_Work instructions_
Using the data below, repeat all of it precisely.

_Data records_
## Start

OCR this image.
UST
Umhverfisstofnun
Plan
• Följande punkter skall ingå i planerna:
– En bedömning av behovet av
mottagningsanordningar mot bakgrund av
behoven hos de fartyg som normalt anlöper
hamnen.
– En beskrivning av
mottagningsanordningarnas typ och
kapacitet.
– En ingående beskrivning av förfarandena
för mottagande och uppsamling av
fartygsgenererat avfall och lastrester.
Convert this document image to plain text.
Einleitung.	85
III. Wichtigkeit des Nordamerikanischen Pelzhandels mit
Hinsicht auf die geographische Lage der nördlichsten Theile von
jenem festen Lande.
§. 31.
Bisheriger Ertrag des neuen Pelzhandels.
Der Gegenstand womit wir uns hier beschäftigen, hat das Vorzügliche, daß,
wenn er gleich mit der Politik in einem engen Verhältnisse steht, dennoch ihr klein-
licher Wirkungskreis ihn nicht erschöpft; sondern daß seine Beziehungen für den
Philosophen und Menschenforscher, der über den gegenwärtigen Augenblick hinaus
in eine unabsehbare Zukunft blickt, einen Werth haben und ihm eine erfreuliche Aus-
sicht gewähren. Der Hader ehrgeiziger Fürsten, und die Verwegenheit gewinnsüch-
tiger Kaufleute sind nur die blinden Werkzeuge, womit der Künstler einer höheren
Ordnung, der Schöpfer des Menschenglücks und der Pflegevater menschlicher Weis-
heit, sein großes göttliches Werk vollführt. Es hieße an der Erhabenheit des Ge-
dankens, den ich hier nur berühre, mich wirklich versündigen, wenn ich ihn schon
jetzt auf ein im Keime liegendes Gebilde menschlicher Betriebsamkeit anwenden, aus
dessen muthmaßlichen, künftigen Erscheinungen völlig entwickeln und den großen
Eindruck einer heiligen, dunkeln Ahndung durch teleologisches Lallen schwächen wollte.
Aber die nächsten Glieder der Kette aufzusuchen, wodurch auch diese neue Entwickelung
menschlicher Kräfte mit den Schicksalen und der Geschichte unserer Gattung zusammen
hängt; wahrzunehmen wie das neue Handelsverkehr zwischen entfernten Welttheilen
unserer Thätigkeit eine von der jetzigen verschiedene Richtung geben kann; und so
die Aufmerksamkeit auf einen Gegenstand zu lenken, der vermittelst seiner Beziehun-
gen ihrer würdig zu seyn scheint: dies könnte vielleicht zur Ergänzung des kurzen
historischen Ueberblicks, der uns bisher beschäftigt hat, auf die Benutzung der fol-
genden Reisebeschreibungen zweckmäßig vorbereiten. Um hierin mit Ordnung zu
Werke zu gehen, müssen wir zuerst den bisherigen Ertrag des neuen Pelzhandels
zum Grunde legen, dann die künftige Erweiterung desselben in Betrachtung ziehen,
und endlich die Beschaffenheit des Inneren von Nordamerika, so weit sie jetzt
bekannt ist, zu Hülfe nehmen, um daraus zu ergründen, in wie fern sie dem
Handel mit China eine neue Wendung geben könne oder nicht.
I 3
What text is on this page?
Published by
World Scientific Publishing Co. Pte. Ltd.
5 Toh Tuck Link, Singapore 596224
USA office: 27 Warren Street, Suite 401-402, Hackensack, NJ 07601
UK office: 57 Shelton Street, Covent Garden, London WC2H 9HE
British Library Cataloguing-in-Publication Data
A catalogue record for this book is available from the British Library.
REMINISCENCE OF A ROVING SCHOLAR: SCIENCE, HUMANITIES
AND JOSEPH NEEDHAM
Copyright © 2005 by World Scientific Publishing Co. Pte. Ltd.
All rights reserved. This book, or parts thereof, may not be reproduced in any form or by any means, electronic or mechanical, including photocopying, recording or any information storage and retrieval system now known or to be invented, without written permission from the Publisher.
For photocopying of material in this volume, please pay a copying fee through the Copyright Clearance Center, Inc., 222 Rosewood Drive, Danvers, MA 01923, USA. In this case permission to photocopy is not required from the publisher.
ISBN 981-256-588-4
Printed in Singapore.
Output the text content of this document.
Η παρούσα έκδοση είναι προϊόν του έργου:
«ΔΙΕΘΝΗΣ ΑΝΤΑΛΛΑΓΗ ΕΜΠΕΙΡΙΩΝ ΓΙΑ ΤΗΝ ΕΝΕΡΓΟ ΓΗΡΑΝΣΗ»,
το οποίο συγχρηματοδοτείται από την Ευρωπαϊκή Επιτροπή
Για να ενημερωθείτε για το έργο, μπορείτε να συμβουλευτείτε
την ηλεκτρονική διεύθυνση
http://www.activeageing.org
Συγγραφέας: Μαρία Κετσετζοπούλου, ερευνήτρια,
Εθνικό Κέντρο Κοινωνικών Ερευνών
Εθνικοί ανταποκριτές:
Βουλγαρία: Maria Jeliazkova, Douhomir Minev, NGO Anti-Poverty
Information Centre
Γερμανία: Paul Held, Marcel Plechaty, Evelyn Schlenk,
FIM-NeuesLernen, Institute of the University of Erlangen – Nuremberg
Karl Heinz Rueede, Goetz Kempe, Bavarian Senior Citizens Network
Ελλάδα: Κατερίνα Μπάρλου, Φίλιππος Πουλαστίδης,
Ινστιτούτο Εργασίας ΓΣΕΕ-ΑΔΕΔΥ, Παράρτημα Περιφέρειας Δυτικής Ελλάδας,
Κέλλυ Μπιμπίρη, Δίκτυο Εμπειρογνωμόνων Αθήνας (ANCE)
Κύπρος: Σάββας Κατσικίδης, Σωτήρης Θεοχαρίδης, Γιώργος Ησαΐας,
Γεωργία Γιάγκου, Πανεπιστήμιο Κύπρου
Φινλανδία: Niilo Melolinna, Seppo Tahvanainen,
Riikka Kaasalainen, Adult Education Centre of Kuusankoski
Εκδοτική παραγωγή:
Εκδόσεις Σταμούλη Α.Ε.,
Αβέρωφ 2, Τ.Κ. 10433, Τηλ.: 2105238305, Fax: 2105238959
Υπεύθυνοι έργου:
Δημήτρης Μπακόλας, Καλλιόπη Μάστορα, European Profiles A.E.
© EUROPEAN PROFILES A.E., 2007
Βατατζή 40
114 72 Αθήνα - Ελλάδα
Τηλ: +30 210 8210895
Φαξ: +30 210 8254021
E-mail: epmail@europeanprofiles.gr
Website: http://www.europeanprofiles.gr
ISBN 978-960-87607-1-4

## End

_Answer to the problem_
OCR this image.
UST
Umhverfisstofnun
Plan
• Följande punkter skall ingå i planerna:
– En bedömning av behovet av
mottagningsanordningar mot bakgrund av
behoven hos de fartyg som normalt anlöper
hamnen.
– En beskrivning av
mottagningsanordningarnas typ och
kapacitet.
– En ingående beskrivning av förfarandena
för mottagande och uppsamling av
fartygsgenererat avfall och lastrester.
Convert this document image to plain text.
Einleitung.	85
III. Wichtigkeit des Nordamerikanischen Pelzhandels mit
Hinsicht auf die geographische Lage der nördlichsten Theile von
jenem festen Lande.
§. 31.
Bisheriger Ertrag des neuen Pelzhandels.
Der Gegenstand womit wir uns hier beschäftigen, hat das Vorzügliche, daß,
wenn er gleich mit der Politik in einem engen Verhältnisse steht, dennoch ihr klein-
licher Wirkungskreis ihn nicht erschöpft; sondern daß seine Beziehungen für den
Philosophen und Menschenforscher, der über den gegenwärtigen Augenblick hinaus
in eine unabsehbare Zukunft blickt, einen Werth haben und ihm eine erfreuliche Aus-
sicht gewähren. Der Hader ehrgeiziger Fürsten, und die Verwegenheit gewinnsüch-
tiger Kaufleute sind nur die blinden Werkzeuge, womit der Künstler einer höheren
Ordnung, der Schöpfer des Menschenglücks und der Pflegevater menschlicher Weis-
heit, sein großes göttliches Werk vollführt. Es hieße an der Erhabenheit des Ge-
dankens, den ich hier nur berühre, mich wirklich versündigen, wenn ich ihn schon
jetzt auf ein im Keime liegendes Gebilde menschlicher Betriebsamkeit anwenden, aus
dessen muthmaßlichen, künftigen Erscheinungen völlig entwickeln und den großen
Eindruck einer heiligen, dunkeln Ahndung durch teleologisches Lallen schwächen wollte.
Aber die nächsten Glieder der Kette aufzusuchen, wodurch auch diese neue Entwickelung
menschlicher Kräfte mit den Schicksalen und der Geschichte unserer Gattung zusammen
hängt; wahrzunehmen wie das neue Handelsverkehr zwischen entfernten Welttheilen
unserer Thätigkeit eine von der jetzigen verschiedene Richtung geben kann; und so
die Aufmerksamkeit auf einen Gegenstand zu lenken, der vermittelst seiner Beziehun-
gen ihrer würdig zu seyn scheint: dies könnte vielleicht zur Ergänzung des kurzen
historischen Ueberblicks, der uns bisher beschäftigt hat, auf die Benutzung der fol-
genden Reisebeschreibungen zweckmäßig vorbereiten. Um hierin mit Ordnung zu
Werke zu gehen, müssen wir zuerst den bisherigen Ertrag des neuen Pelzhandels
zum Grunde legen, dann die künftige Erweiterung desselben in Betrachtung ziehen,
und endlich die Beschaffenheit des Inneren von Nordamerika, so weit sie jetzt
bekannt ist, zu Hülfe nehmen, um daraus zu ergründen, in wie fern sie dem
Handel mit China eine neue Wendung geben könne oder nicht.
I 3
What text is on this page?
Published by
World Scientific Publishing Co. Pte. Ltd.
5 Toh Tuck Link, Singapore 596224
USA office: 27 Warren Street, Suite 401-402, Hackensack, NJ 07601
UK office: 57 Shelton Street, Covent Garden, London WC2H 9HE
British Library Cataloguing-in-Publication Data
A catalogue record for this book is available from the British Library.
REMINISCENCE OF A ROVING SCHOLAR: SCIENCE, HUMANITIES
AND JOSEPH NEEDHAM
Copyright © 2005 by World Scientific Publishing Co. Pte. Ltd.
All rights reserved. This book, or parts thereof, may not be reproduced in any form or by any means, electronic or mechanical, including photocopying, recording or any information storage and retrieval system now known or to be invented, without written permission from the Publisher.
For photocopying of material in this volume, please pay a copying fee through the Copyright Clearance Center, Inc., 222 Rosewood Drive, Danvers, MA 01923, USA. In this case permission to photocopy is not required from the publisher.
ISBN 981-256-588-4
Printed in Singapore.
Output the text content of this document.
Η παρούσα έκδοση είναι προϊόν του έργου:
«ΔΙΕΘΝΗΣ ΑΝΤΑΛΛΑΓΗ ΕΜΠΕΙΡΙΩΝ ΓΙΑ ΤΗΝ ΕΝΕΡΓΟ ΓΗΡΑΝΣΗ»,
το οποίο συγχρηματοδοτείται από την Ευρωπαϊκή Επιτροπή
Για να ενημερωθείτε για το έργο, μπορείτε να συμβουλευτείτε
την ηλεκτρονική διεύθυνση
http://www.activeageing.org
Συγγραφέας: Μαρία Κετσετζοπούλου, ερευνήτρια,
Εθνικό Κέντρο Κοινωνικών Ερευνών
Εθνικοί ανταποκριτές:
Βουλγαρία: Maria Jeliazkova, Douhomir Minev, NGO Anti-Poverty
Information Centre
Γερμανία: Paul Held, Marcel Plechaty, Evelyn Schlenk,
FIM-NeuesLernen, Institute of the University of Erlangen – Nuremberg
Karl Heinz Rueede, Goetz Kempe, Bavarian Senior Citizens Network
Ελλάδα: Κατερίνα Μπάρλου, Φίλιππος Πουλαστίδης,
Ινστιτούτο Εργασίας ΓΣΕΕ-ΑΔΕΔΥ, Παράρτημα Περιφέρειας Δυτικής Ελλάδας,
Κέλλυ Μπιμπίρη, Δίκτυο Εμπειρογνωμόνων Αθήνας (ANCE)
Κύπρος: Σάββας Κατσικίδης, Σωτήρης Θεοχαρίδης, Γιώργος Ησαΐας,
Γεωργία Γιάγκου, Πανεπιστήμιο Κύπρου
Φινλανδία: Niilo Melolinna, Seppo Tahvanainen,
Riikka Kaasalainen, Adult Education Centre of Kuusankoski
Εκδοτική παραγωγή:
Εκδόσεις Σταμούλη Α.Ε.,
Αβέρωφ 2, Τ.Κ. 10433, Τηλ.: 2105238305, Fax: 2105238959
Υπεύθυνοι έργου:
Δημήτρης Μπακόλας, Καλλιόπη Μάστορα, European Profiles A.E.
© EUROPEAN PROFILES A.E., 2007
Βατατζή 40
114 72 Αθήνα - Ελλάδα
Τηλ: +30 210 8210895
Φαξ: +30 210 8254021
E-mail: epmail@europeanprofiles.gr
Website: http://www.europeanprofiles.gr
ISBN 978-960-87607-1-4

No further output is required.